◆ EXERCISE GOAL ◆
Continue the post below about the Tredyffrin budget and the letter to the editor, picking up right after its final sentence.

— start EXCERPTED PASSAGE —

In a post yesterday, I provided a YouTube link for Bill Bellew’s comments at Monday night’s Board of Supervisor meeting.  Several people have asked me if I had a ‘hard copy’ of his remarks so I was delighted to see that Bill submitted his comments in a Letter to the Editor in this week’s edition of the Main Line Suburban Life newspaper.  Bill’s words provide a powerful statement. (see below).

I agree with Bill that we (supervisors and residents) need to be looking ahead to the 2011 budget.  Mid-year provides an excellent opportunity to review the actual vs budgeted expenses and revenues of the 2010 budget to date. (the next supervisors meeting in June marks the halfway point).  In addition to a mid year 2010 budget review,  work needs to begin on the 2011 budget.  The 2010 township budget required major cuts across the board, including personnel, fire and library funding, etc.  If you recall, by this time last year the BAWG was  in place and well underway in 2010 budget discussions.

 The 2011 budget cannot wait until November or December; delaying the discussion does not demonstrate fiscal responsibility. 

Tredyffrin drama must end

To the Editor:

Day after day, Tredyffrin seems to be bombarded with political drama without an end in sight. Now in May of 2010, the budget “play” leading up to the 2010 year is still out there. A personal opinion might be that the Board of Supervisors might have told the firefighters serving the township ahead of time that a cut in funding had to be made. Added to that might have been a suggestion that together, the BOS and the firefighters could join forces to fill the void.

— end EXCERPTED PASSAGE —
— start RECORD EXCERPTS —

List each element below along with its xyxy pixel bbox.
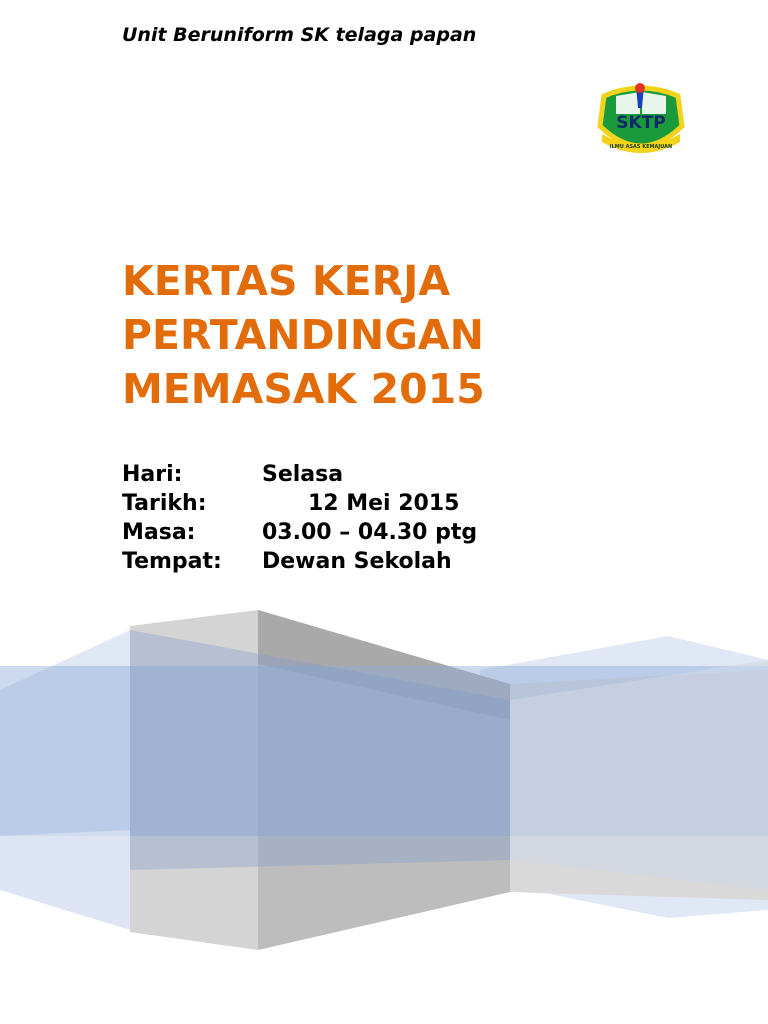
- abstract-shapes-graphic: [0, 600, 768, 960]
- title-line-1: KERTAS KERJA: [122, 257, 451, 305]
- event-details: [122, 460, 477, 576]
- masa-label: Masa:: [122, 520, 196, 545]
- hari-value: Selasa: [262, 462, 344, 487]
- title-line-3: MEMASAK 2015: [122, 365, 485, 413]
- title-line-2: PERTANDINGAN: [122, 311, 484, 359]
- detail-row-tarikh: [122, 489, 477, 518]
- school-logo: [596, 78, 686, 160]
- detail-row-hari: [122, 460, 477, 489]
- detail-row-masa: [122, 518, 477, 547]
- document-title: [122, 254, 722, 416]
- tarikh-label: Tarikh:: [122, 491, 207, 516]
- hari-label: Hari:: [122, 462, 183, 487]
- tempat-label: Tempat:: [122, 549, 222, 574]
- detail-row-tempat: [122, 547, 477, 576]
- masa-value: 03.00 – 04.30 ptg: [262, 520, 478, 545]
- logo-initials: SKTP: [616, 113, 666, 133]
- decorative-shapes: [0, 600, 768, 960]
- crest-icon: [596, 78, 686, 160]
- logo-motto: ILMU ASAS KEMAJUAN: [609, 144, 673, 150]
- tempat-value: Dewan Sekolah: [262, 549, 452, 574]
- tarikh-value: 12 Mei 2015: [262, 491, 460, 516]
- unit-heading: Unit Beruniform SK telaga papan: [122, 24, 477, 46]
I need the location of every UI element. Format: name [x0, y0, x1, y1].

— end RECORD EXCERPTS —

◆ THE REPLY ◆
The reality is that filling the void was not on the BOS’ minds beforehand. Only when the “people of all walks of life” rose in a concerted chorus to point out what impact the “modest 5-percent” cut would have on the three fire companies (our leading volunteers) did the BOS see the dilemma they created for themselves.

For some unknown reason, the BOS has been unwilling to share where the $24,000-plus in contributions to fill the void came from. Let’s end the political drama three of the BOS members created. Here is what I know to be fact:

1) The Republican Party spearheaded the effort to acquire the funding.

2) They did it ahead of schedule and raised more than they thought they would.

3) The party did not write a check – their members wrote individual checks in excess of $5,000 – or approximately 20 percent of the total raised.

4) Six large donations from companies, trusts, and law firms totaled $5,500 – or approximately 23 percent of the total raised.

5) Eight present or former members of the BOS contributed $2,800.

6) One present board member contributed $5,000, which is not part of other contributions listed here. Yes – five thousand dollars.

7) The remainder came from other sources solicited by the Republican Party.

8) Now that is political purpose!!! Hats off to the party for this work. Thank you from all of us.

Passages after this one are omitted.